- _GOAL OF THE EXERCISE_:
Locate the word "name" in the entries below, then gather every line that holds it.

- _Records about charts and figures_:
────────
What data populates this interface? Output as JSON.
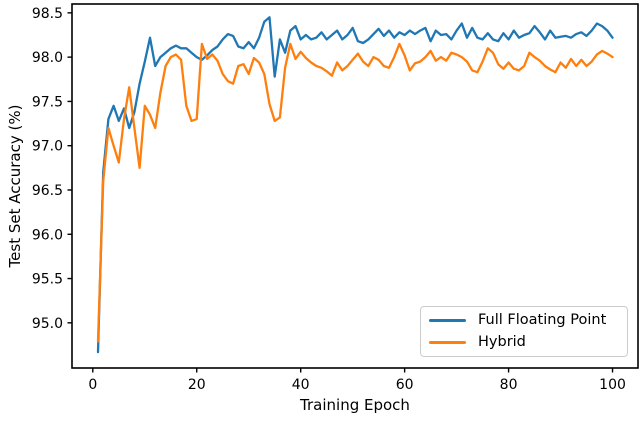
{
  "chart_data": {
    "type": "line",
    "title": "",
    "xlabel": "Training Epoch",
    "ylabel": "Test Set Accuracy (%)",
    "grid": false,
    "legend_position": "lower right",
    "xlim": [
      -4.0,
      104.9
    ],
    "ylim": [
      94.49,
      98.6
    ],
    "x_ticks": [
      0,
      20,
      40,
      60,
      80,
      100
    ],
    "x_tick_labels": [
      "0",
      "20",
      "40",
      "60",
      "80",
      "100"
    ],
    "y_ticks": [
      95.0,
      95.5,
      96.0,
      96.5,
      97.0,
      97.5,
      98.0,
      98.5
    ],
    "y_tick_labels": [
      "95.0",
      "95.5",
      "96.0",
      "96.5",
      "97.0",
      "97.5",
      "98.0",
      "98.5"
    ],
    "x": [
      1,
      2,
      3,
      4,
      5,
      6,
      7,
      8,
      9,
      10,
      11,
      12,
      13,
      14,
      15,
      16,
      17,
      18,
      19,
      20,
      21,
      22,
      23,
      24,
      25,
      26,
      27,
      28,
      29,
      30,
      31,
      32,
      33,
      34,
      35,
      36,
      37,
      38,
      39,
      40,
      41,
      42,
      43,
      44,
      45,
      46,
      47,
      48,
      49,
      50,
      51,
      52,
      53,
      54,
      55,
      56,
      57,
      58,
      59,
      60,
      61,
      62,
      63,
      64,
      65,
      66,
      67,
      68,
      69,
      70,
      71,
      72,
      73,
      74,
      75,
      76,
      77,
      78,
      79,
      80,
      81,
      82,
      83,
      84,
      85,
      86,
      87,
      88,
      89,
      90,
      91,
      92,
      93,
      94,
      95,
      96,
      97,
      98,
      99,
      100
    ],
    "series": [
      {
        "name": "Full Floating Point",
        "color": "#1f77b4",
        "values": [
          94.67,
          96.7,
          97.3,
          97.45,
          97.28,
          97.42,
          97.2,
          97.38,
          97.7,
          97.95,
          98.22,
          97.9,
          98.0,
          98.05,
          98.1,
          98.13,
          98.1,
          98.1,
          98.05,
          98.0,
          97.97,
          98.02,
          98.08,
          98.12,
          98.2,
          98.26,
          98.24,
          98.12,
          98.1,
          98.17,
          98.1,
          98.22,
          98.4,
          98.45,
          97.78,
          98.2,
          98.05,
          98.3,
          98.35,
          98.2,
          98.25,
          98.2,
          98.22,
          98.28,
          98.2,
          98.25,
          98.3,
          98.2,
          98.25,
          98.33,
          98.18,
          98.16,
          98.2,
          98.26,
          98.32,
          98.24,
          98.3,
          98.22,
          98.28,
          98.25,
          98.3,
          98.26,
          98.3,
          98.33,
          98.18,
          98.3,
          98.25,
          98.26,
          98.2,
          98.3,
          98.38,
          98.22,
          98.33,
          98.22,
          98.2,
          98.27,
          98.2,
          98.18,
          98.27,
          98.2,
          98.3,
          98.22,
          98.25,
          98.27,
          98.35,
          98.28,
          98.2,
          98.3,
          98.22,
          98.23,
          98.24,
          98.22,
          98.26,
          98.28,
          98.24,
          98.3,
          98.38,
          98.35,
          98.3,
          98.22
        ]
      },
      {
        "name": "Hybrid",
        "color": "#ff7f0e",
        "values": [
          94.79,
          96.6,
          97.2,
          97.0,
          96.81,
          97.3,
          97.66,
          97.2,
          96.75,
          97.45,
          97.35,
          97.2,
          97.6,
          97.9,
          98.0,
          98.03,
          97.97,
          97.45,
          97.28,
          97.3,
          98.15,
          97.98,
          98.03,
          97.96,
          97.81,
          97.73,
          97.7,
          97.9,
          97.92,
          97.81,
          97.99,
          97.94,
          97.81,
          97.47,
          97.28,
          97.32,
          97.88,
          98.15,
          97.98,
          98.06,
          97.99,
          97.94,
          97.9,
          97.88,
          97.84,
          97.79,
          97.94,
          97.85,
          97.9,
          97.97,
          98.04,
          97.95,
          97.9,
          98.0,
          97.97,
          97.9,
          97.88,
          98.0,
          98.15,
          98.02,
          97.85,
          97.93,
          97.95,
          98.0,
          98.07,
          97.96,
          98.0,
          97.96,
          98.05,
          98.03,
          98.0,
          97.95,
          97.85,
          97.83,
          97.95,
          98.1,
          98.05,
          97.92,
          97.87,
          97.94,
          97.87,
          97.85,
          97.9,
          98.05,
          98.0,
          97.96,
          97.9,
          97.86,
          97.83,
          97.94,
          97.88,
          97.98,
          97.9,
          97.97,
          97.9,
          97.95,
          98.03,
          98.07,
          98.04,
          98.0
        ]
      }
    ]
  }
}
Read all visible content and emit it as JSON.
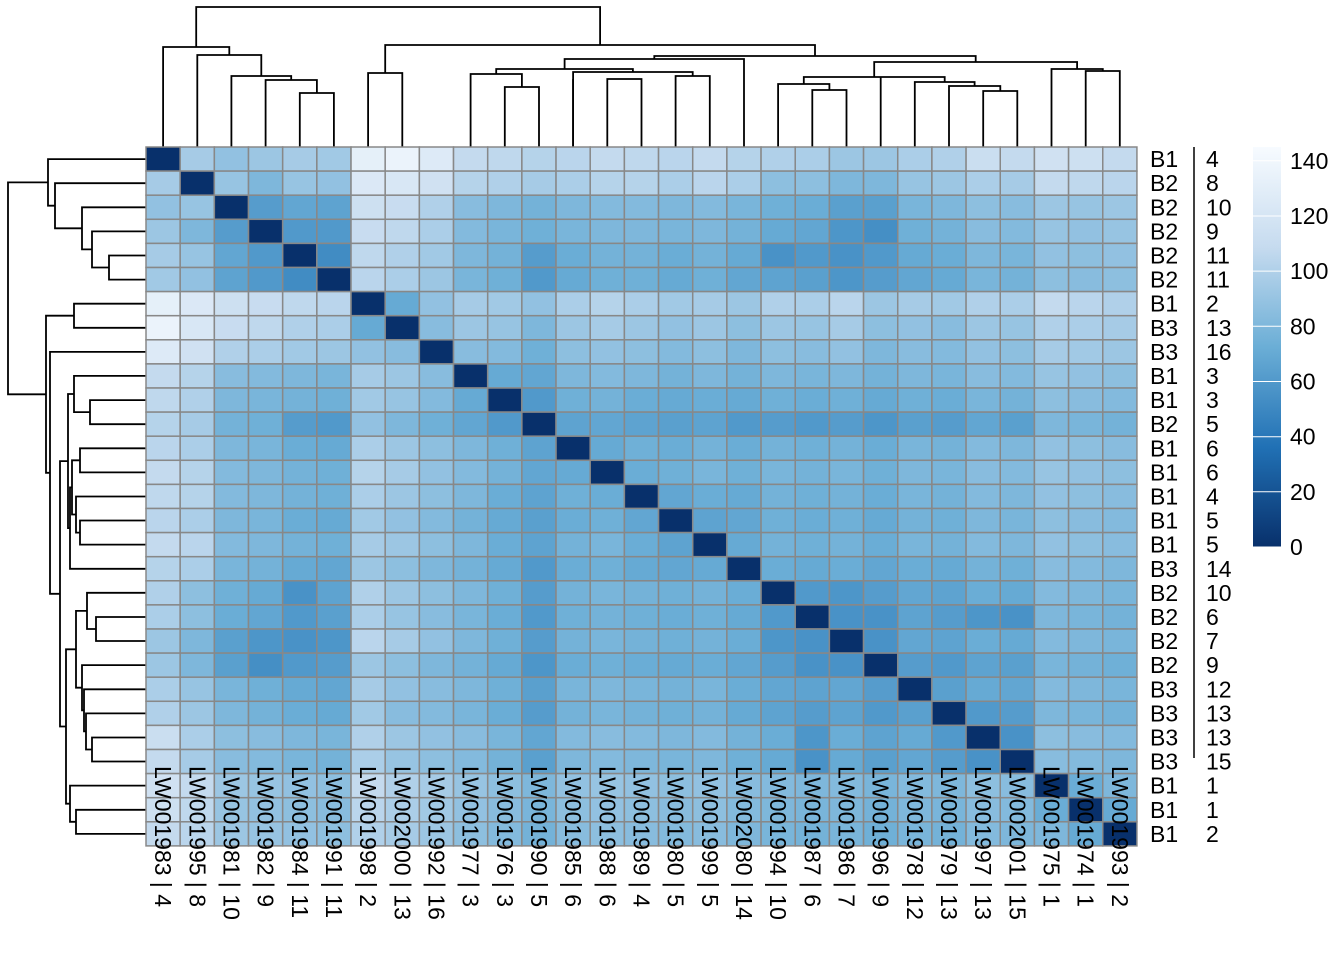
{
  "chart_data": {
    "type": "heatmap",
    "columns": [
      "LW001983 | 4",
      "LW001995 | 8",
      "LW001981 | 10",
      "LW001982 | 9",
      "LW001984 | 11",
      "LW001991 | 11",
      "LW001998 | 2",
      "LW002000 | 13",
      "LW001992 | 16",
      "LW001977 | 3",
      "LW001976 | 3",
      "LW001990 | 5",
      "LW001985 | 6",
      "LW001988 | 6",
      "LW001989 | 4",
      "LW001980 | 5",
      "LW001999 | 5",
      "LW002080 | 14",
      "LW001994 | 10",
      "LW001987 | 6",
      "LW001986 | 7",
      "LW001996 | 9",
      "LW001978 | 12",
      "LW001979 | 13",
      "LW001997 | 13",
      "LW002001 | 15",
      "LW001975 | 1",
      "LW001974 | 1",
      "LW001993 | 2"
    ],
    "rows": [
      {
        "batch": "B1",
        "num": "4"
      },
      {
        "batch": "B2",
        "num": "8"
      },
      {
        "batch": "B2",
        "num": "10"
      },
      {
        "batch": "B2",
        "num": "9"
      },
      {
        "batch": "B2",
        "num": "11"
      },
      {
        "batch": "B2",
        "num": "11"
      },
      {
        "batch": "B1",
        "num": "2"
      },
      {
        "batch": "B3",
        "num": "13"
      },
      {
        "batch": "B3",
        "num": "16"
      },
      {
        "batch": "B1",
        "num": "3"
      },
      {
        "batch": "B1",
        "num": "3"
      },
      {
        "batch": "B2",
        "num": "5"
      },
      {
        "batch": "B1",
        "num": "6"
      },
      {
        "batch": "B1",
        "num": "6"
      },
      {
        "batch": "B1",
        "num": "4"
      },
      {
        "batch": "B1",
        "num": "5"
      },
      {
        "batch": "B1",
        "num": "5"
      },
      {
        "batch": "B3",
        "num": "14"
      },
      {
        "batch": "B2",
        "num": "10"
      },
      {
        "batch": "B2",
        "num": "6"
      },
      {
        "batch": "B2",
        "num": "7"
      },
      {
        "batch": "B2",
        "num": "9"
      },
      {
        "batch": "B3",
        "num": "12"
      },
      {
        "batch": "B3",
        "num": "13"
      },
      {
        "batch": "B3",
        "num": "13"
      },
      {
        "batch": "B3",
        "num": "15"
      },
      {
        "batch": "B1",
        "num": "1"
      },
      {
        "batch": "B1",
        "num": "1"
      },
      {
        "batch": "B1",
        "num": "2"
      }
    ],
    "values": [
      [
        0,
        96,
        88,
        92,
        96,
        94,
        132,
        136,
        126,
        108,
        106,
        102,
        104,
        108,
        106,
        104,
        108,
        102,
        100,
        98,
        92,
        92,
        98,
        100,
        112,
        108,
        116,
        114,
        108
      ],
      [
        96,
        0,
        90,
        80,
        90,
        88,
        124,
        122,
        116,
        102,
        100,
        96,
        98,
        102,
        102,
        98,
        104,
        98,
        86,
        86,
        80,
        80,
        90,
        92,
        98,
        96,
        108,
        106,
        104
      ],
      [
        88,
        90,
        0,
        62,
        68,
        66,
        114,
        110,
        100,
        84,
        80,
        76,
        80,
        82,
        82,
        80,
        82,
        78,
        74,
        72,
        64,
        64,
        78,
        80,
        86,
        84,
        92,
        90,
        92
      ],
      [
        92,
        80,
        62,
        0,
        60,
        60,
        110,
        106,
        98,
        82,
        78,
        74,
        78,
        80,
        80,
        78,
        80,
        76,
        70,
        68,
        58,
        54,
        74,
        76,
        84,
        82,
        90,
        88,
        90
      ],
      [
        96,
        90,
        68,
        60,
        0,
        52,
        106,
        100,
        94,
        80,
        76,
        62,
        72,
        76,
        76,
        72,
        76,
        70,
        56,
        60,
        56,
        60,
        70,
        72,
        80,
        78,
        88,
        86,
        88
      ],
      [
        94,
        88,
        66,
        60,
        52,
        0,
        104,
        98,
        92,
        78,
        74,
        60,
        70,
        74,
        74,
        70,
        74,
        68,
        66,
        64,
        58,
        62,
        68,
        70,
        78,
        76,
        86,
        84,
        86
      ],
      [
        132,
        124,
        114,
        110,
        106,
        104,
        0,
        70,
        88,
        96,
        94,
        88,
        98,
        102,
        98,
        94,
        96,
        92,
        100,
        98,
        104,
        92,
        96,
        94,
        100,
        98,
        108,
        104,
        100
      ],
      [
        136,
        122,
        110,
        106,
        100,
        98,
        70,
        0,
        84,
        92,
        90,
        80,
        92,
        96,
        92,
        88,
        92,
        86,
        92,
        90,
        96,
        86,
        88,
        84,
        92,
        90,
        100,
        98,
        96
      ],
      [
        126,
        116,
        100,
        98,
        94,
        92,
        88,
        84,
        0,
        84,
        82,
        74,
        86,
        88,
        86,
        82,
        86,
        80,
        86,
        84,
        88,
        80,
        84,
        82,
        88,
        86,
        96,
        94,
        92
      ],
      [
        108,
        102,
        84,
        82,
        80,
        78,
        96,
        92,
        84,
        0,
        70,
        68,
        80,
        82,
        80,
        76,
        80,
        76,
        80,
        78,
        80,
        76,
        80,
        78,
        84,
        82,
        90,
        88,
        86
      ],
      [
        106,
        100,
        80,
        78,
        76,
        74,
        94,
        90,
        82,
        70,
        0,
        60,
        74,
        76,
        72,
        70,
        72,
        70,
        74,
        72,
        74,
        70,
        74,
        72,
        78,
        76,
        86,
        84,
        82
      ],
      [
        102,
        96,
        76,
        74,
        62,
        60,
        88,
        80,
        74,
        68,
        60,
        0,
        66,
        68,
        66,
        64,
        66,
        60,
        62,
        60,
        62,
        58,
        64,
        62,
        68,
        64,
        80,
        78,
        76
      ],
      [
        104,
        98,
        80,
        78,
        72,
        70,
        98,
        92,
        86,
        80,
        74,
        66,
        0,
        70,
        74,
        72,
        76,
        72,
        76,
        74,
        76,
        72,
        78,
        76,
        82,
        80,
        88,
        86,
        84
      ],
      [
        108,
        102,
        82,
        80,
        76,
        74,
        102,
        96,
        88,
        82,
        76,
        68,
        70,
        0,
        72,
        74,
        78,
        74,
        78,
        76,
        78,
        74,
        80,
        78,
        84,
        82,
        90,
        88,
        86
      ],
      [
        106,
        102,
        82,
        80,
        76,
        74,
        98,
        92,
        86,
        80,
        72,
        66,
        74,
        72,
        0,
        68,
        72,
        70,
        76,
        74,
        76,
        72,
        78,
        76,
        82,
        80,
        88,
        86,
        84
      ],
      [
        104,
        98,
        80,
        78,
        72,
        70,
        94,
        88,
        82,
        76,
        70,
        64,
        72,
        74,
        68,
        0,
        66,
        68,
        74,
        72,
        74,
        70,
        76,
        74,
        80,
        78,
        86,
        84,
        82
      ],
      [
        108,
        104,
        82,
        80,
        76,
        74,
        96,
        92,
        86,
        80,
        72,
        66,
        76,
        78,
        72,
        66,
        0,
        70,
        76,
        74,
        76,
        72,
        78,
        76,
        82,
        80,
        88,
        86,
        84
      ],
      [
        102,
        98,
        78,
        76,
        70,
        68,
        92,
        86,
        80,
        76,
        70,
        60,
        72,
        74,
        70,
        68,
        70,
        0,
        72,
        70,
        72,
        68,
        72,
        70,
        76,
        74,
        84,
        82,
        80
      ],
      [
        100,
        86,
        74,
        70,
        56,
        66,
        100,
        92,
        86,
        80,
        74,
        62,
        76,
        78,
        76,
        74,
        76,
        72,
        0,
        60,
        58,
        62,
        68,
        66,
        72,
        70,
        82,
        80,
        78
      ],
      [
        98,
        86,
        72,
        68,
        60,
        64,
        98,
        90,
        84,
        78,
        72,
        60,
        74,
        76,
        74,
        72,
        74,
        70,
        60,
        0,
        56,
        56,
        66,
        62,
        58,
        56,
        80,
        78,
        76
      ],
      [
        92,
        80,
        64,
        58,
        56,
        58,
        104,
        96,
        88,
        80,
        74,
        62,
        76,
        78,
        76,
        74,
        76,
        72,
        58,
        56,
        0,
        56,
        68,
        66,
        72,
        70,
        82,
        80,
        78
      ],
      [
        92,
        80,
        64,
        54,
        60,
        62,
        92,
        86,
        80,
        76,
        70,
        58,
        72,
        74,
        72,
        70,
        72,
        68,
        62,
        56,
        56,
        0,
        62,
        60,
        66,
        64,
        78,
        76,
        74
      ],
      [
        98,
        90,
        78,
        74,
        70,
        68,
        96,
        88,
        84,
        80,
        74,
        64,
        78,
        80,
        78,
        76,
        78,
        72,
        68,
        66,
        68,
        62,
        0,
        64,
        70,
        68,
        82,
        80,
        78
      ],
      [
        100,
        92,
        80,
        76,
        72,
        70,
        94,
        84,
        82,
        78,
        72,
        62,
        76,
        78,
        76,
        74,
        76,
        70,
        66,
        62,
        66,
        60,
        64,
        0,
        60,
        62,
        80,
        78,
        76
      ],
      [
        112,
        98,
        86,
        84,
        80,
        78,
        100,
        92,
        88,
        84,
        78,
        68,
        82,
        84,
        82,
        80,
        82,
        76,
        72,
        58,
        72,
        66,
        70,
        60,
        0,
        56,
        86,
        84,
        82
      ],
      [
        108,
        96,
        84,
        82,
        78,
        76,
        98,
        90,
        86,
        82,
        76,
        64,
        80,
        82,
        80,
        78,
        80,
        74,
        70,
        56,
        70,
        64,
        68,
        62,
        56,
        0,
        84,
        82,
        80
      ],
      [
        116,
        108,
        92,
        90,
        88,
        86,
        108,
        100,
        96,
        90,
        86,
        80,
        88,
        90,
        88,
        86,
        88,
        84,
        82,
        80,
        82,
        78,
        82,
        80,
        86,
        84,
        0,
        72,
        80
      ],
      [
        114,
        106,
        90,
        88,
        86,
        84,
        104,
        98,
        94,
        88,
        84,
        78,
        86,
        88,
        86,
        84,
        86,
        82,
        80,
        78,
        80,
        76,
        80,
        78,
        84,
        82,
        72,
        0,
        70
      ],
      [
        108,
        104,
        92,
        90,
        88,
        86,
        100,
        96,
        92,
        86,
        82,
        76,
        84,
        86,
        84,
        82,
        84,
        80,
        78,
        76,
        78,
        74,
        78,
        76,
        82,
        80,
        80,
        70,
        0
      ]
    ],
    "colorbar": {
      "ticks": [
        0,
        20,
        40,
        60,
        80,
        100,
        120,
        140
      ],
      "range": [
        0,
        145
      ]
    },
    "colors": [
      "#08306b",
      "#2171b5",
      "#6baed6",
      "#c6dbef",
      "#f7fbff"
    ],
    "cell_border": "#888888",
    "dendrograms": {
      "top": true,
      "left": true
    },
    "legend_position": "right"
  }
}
────────
- _EXERCISE RESPONSE_:
        "name": "Full Floating Point",
        "name": "Hybrid",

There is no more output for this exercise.